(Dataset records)
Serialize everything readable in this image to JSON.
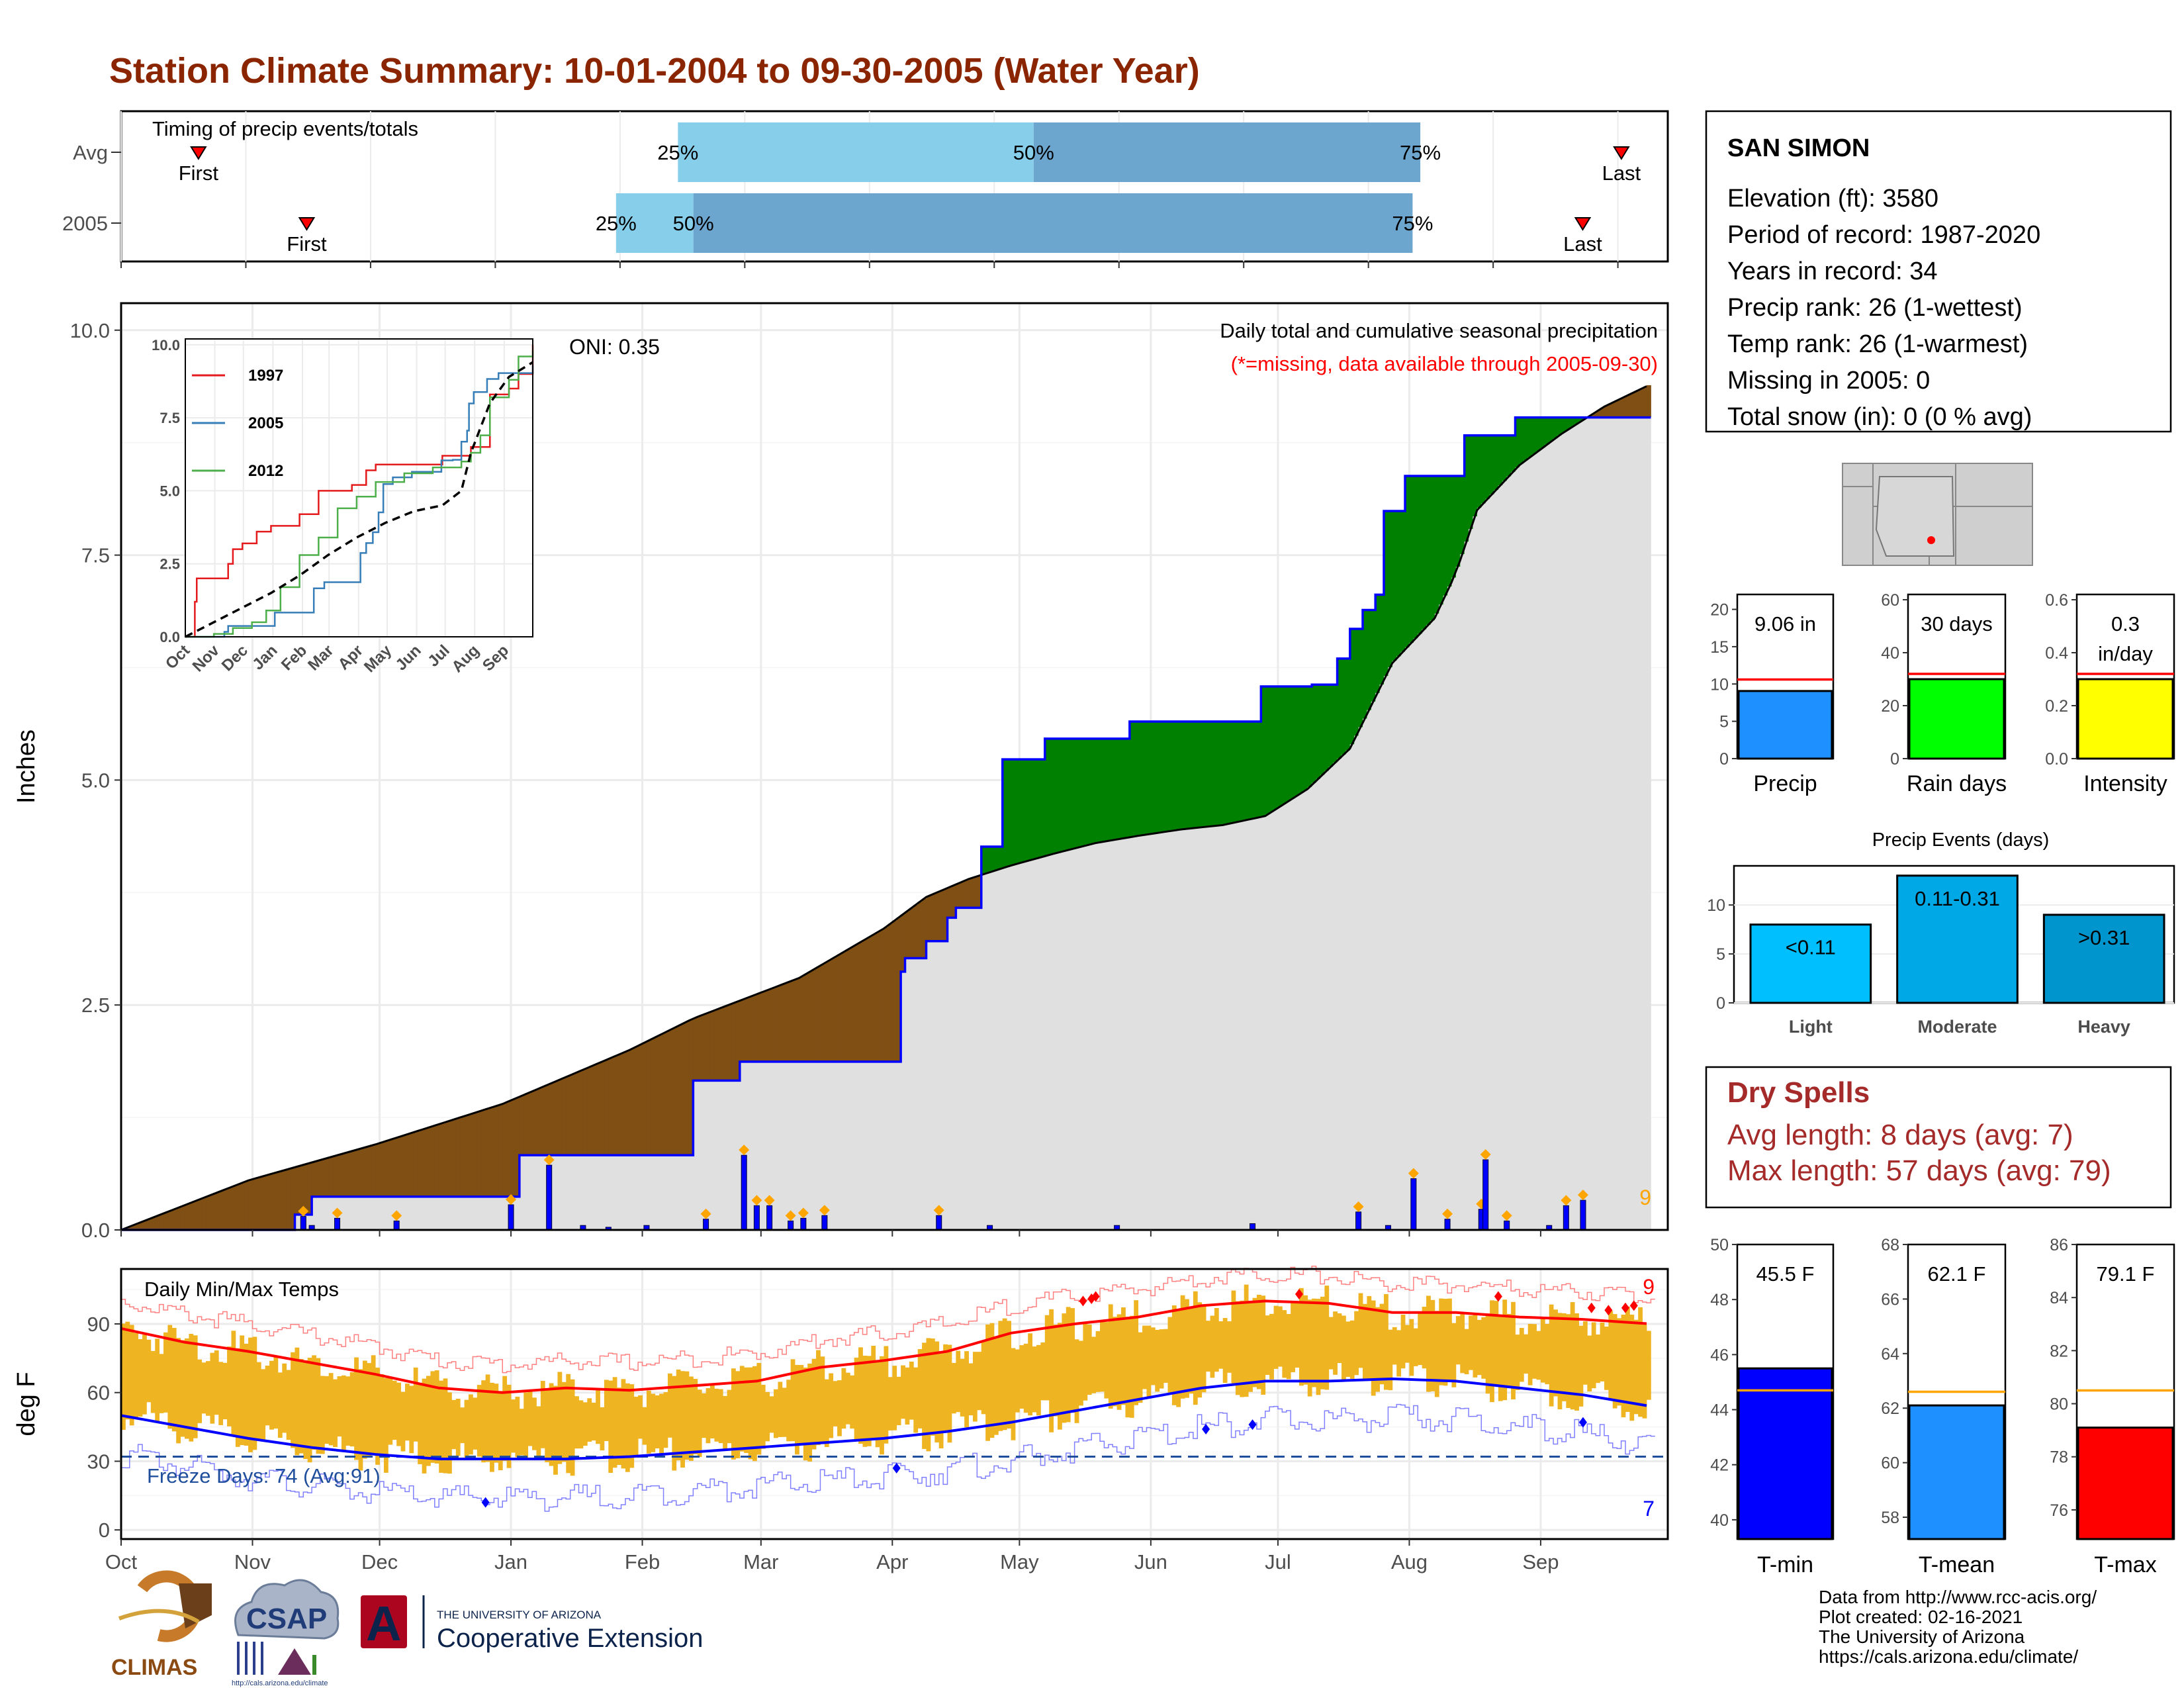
{
  "title": "Station Climate Summary: 10-01-2004 to 09-30-2005 (Water Year)",
  "timing": {
    "label": "Timing of precip events/totals",
    "rows": [
      {
        "name": "Avg",
        "q25": 0.36,
        "q50": 0.59,
        "q75": 0.84,
        "first": 0.05,
        "last": 0.97,
        "q25_label": "25%",
        "q50_label": "50%",
        "q75_label": "75%",
        "first_label": "First",
        "last_label": "Last"
      },
      {
        "name": "2005",
        "q25": 0.32,
        "q50": 0.37,
        "q75": 0.835,
        "first": 0.12,
        "last": 0.945,
        "q25_label": "25%",
        "q50_label": "50%",
        "q75_label": "75%",
        "first_label": "First",
        "last_label": "Last"
      }
    ]
  },
  "precip_panel": {
    "ylabel": "Inches",
    "yticks": [
      "0.0",
      "2.5",
      "5.0",
      "7.5",
      "10.0"
    ],
    "caption1": "Daily total and cumulative seasonal precipitation",
    "caption2": "(*=missing, data available through 2005-09-30)",
    "oni": "ONI: 0.35",
    "max_label": "9",
    "colors": {
      "above": "#008000",
      "below": "#7f4f14",
      "avg_fill": "#e0e0e0",
      "line": "#0000ff",
      "marker": "#ffa500"
    }
  },
  "chart_data": [
    {
      "type": "area",
      "title": "Daily total and cumulative seasonal precipitation",
      "ylabel": "Inches",
      "ylim": [
        0,
        10.3
      ],
      "x_units": "day of water year (Oct 1 = 0)",
      "series": [
        {
          "name": "2005",
          "type": "step",
          "x": [
            0,
            41,
            45,
            60,
            94,
            135,
            146,
            176,
            184,
            185,
            190,
            195,
            197,
            203,
            208,
            218,
            238,
            269,
            281,
            287,
            290,
            293,
            296,
            298,
            303,
            317,
            329,
            345,
            361
          ],
          "y": [
            0.0,
            0.17,
            0.37,
            0.37,
            0.83,
            1.66,
            1.87,
            1.87,
            2.87,
            3.02,
            3.21,
            3.47,
            3.58,
            4.26,
            5.23,
            5.46,
            5.65,
            6.04,
            6.06,
            6.35,
            6.68,
            6.89,
            7.06,
            7.99,
            8.38,
            8.83,
            9.03,
            9.03,
            9.03
          ]
        },
        {
          "name": "Avg",
          "type": "line",
          "x": [
            0,
            30,
            60,
            90,
            120,
            135,
            160,
            180,
            190,
            200,
            210,
            220,
            230,
            240,
            250,
            260,
            270,
            280,
            290,
            300,
            310,
            315,
            320,
            330,
            340,
            350,
            361
          ],
          "y": [
            0.0,
            0.55,
            0.95,
            1.4,
            2.0,
            2.35,
            2.8,
            3.35,
            3.7,
            3.9,
            4.05,
            4.18,
            4.3,
            4.38,
            4.45,
            4.5,
            4.6,
            4.9,
            5.35,
            6.3,
            6.8,
            7.3,
            8.0,
            8.5,
            8.85,
            9.15,
            9.4
          ]
        }
      ],
      "daily_precip": {
        "x": [
          43,
          45,
          51,
          65,
          92,
          101,
          109,
          115,
          124,
          138,
          147,
          150,
          153,
          158,
          161,
          166,
          193,
          205,
          235,
          267,
          292,
          299,
          305,
          313,
          321,
          322,
          327,
          337,
          341,
          345
        ],
        "y": [
          0.15,
          0.05,
          0.13,
          0.1,
          0.28,
          0.72,
          0.05,
          0.03,
          0.05,
          0.12,
          0.83,
          0.27,
          0.27,
          0.1,
          0.13,
          0.16,
          0.16,
          0.05,
          0.05,
          0.07,
          0.2,
          0.05,
          0.57,
          0.12,
          0.23,
          0.78,
          0.1,
          0.05,
          0.27,
          0.33
        ]
      }
    },
    {
      "type": "line",
      "title": "",
      "x_categories": [
        "Oct",
        "Nov",
        "Dec",
        "Jan",
        "Feb",
        "Mar",
        "Apr",
        "May",
        "Jun",
        "Jul",
        "Aug",
        "Sep"
      ],
      "ylim": [
        0,
        10
      ],
      "yticks": [
        "0.0",
        "2.5",
        "5.0",
        "7.5",
        "10.0"
      ],
      "series": [
        {
          "name": "1997",
          "color": "#e41a1c",
          "x": [
            0,
            10,
            12,
            30,
            45,
            50,
            60,
            75,
            90,
            120,
            140,
            150,
            175,
            190,
            200,
            230,
            270,
            300,
            320,
            340,
            350,
            361,
            365
          ],
          "y": [
            0,
            1.2,
            2.0,
            2.0,
            2.5,
            3.0,
            3.2,
            3.6,
            3.8,
            4.2,
            5.0,
            5.0,
            5.2,
            5.7,
            5.9,
            5.9,
            6.2,
            6.5,
            8.3,
            8.5,
            9.0,
            9.0,
            10.0
          ]
        },
        {
          "name": "2005",
          "color": "#377eb8",
          "x": [
            0,
            41,
            45,
            60,
            94,
            135,
            146,
            176,
            184,
            190,
            197,
            203,
            208,
            218,
            238,
            269,
            281,
            290,
            296,
            298,
            303,
            317,
            329,
            361,
            365
          ],
          "y": [
            0,
            0.17,
            0.37,
            0.37,
            0.83,
            1.66,
            1.87,
            1.87,
            2.87,
            3.21,
            3.58,
            4.26,
            5.23,
            5.46,
            5.65,
            6.04,
            6.06,
            6.68,
            7.06,
            7.99,
            8.38,
            8.83,
            9.03,
            9.03,
            9.3
          ]
        },
        {
          "name": "2012",
          "color": "#4daf4a",
          "x": [
            0,
            30,
            50,
            70,
            85,
            100,
            120,
            140,
            160,
            180,
            200,
            230,
            260,
            290,
            300,
            310,
            320,
            340,
            350,
            365
          ],
          "y": [
            0,
            0.1,
            0.3,
            0.5,
            0.9,
            1.7,
            2.8,
            3.4,
            4.4,
            4.8,
            5.3,
            5.6,
            5.8,
            6.0,
            6.3,
            6.9,
            8.2,
            8.8,
            9.6,
            9.8
          ]
        },
        {
          "name": "Avg",
          "color": "#000000",
          "dashed": true,
          "x": [
            0,
            30,
            60,
            90,
            120,
            150,
            180,
            210,
            240,
            270,
            290,
            300,
            320,
            340,
            365
          ],
          "y": [
            0,
            0.5,
            1.0,
            1.5,
            2.1,
            2.8,
            3.4,
            3.9,
            4.3,
            4.5,
            5.0,
            6.3,
            8.0,
            8.9,
            9.4
          ]
        }
      ]
    },
    {
      "type": "line",
      "title": "Daily Min/Max Temps",
      "ylabel": "deg F",
      "ylim": [
        -4,
        114
      ],
      "yticks": [
        "0",
        "30",
        "60",
        "90"
      ],
      "freeze_line": 32,
      "series": [
        {
          "name": "Avg Max",
          "color": "#ff0000",
          "x": [
            0,
            15,
            30,
            45,
            60,
            75,
            90,
            105,
            120,
            135,
            150,
            165,
            180,
            195,
            210,
            225,
            240,
            255,
            270,
            285,
            300,
            315,
            330,
            345,
            361
          ],
          "y": [
            88,
            82,
            78,
            73,
            68,
            62,
            60,
            62,
            61,
            63,
            65,
            71,
            74,
            78,
            86,
            90,
            93,
            98,
            100,
            99,
            95,
            95,
            93,
            92,
            90
          ]
        },
        {
          "name": "Avg Min",
          "color": "#0000ff",
          "x": [
            0,
            15,
            30,
            45,
            60,
            75,
            90,
            105,
            120,
            135,
            150,
            165,
            180,
            195,
            210,
            225,
            240,
            255,
            270,
            285,
            300,
            315,
            330,
            345,
            361
          ],
          "y": [
            50,
            45,
            40,
            36,
            33,
            31,
            31,
            31,
            32,
            34,
            36,
            38,
            40,
            43,
            47,
            52,
            57,
            62,
            65,
            65,
            66,
            65,
            62,
            59,
            54
          ]
        }
      ]
    },
    {
      "type": "bar",
      "title": "",
      "categories": [
        "Precip"
      ],
      "values": [
        9.06
      ],
      "avg": 10.6,
      "ylim": [
        0,
        22
      ],
      "yticks": [
        "0",
        "5",
        "10",
        "15",
        "20"
      ],
      "label": "9.06 in",
      "color": "#1e90ff"
    },
    {
      "type": "bar",
      "title": "",
      "categories": [
        "Rain days"
      ],
      "values": [
        30
      ],
      "avg": 32,
      "ylim": [
        0,
        62
      ],
      "yticks": [
        "0",
        "20",
        "40",
        "60"
      ],
      "label": "30 days",
      "color": "#00ff00"
    },
    {
      "type": "bar",
      "title": "",
      "categories": [
        "Intensity"
      ],
      "values": [
        0.3
      ],
      "avg": 0.32,
      "ylim": [
        0,
        0.62
      ],
      "yticks": [
        "0.0",
        "0.2",
        "0.4",
        "0.6"
      ],
      "label": "0.3 in/day",
      "color": "#ffff00"
    },
    {
      "type": "bar",
      "title": "Precip Events (days)",
      "categories": [
        "Light",
        "Moderate",
        "Heavy"
      ],
      "values": [
        8,
        13,
        9
      ],
      "labels": [
        "<0.11",
        "0.11-0.31",
        ">0.31"
      ],
      "ylim": [
        0,
        14
      ],
      "yticks": [
        "0",
        "5",
        "10"
      ],
      "colors": [
        "#00bfff",
        "#00a8e6",
        "#0095cc"
      ]
    },
    {
      "type": "bar",
      "title": "",
      "categories": [
        "T-min"
      ],
      "values": [
        45.5
      ],
      "avg": 44.7,
      "ylim": [
        39.3,
        50
      ],
      "yticks": [
        "40",
        "42",
        "44",
        "46",
        "48",
        "50"
      ],
      "label": "45.5 F",
      "color": "#0000ff"
    },
    {
      "type": "bar",
      "title": "",
      "categories": [
        "T-mean"
      ],
      "values": [
        62.1
      ],
      "avg": 62.6,
      "ylim": [
        57.2,
        68
      ],
      "yticks": [
        "58",
        "60",
        "62",
        "64",
        "66",
        "68"
      ],
      "label": "62.1 F",
      "color": "#1e90ff"
    },
    {
      "type": "bar",
      "title": "",
      "categories": [
        "T-max"
      ],
      "values": [
        79.1
      ],
      "avg": 80.5,
      "ylim": [
        74.9,
        86
      ],
      "yticks": [
        "76",
        "78",
        "80",
        "82",
        "84",
        "86"
      ],
      "label": "79.1 F",
      "color": "#ff0000"
    }
  ],
  "temp_panel": {
    "title": "Daily Min/Max Temps",
    "freeze_text": "Freeze Days: 74 (Avg:91)",
    "max_count": "9",
    "min_count": "7",
    "ylabel": "deg F"
  },
  "months": [
    "Oct",
    "Nov",
    "Dec",
    "Jan",
    "Feb",
    "Mar",
    "Apr",
    "May",
    "Jun",
    "Jul",
    "Aug",
    "Sep"
  ],
  "station": {
    "name": "SAN SIMON",
    "lines": [
      "Elevation (ft): 3580",
      "Period of record: 1987-2020",
      "Years in record: 34",
      "Precip rank: 26 (1-wettest)",
      "Temp rank: 26 (1-warmest)",
      "Missing in 2005: 0",
      "Total snow (in): 0 (0 % avg)"
    ]
  },
  "dry_spells": {
    "title": "Dry Spells",
    "avg": "Avg length: 8 days (avg: 7)",
    "max": "Max length: 57 days (avg: 79)"
  },
  "footer": [
    "Data from http://www.rcc-acis.org/",
    "Plot created: 02-16-2021",
    "The University of Arizona",
    "https://cals.arizona.edu/climate/"
  ],
  "logos": {
    "climas": "CLIMAS",
    "csap": "CSAP",
    "csap_url": "http://cals.arizona.edu/climate",
    "ua_small": "THE UNIVERSITY OF ARIZONA",
    "ua_big": "Cooperative Extension",
    "ua_letter": "A"
  }
}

* [The problem]: In the records shown above, how many lines include the word "name"? Answer with the number only.

* [Written solution]: 11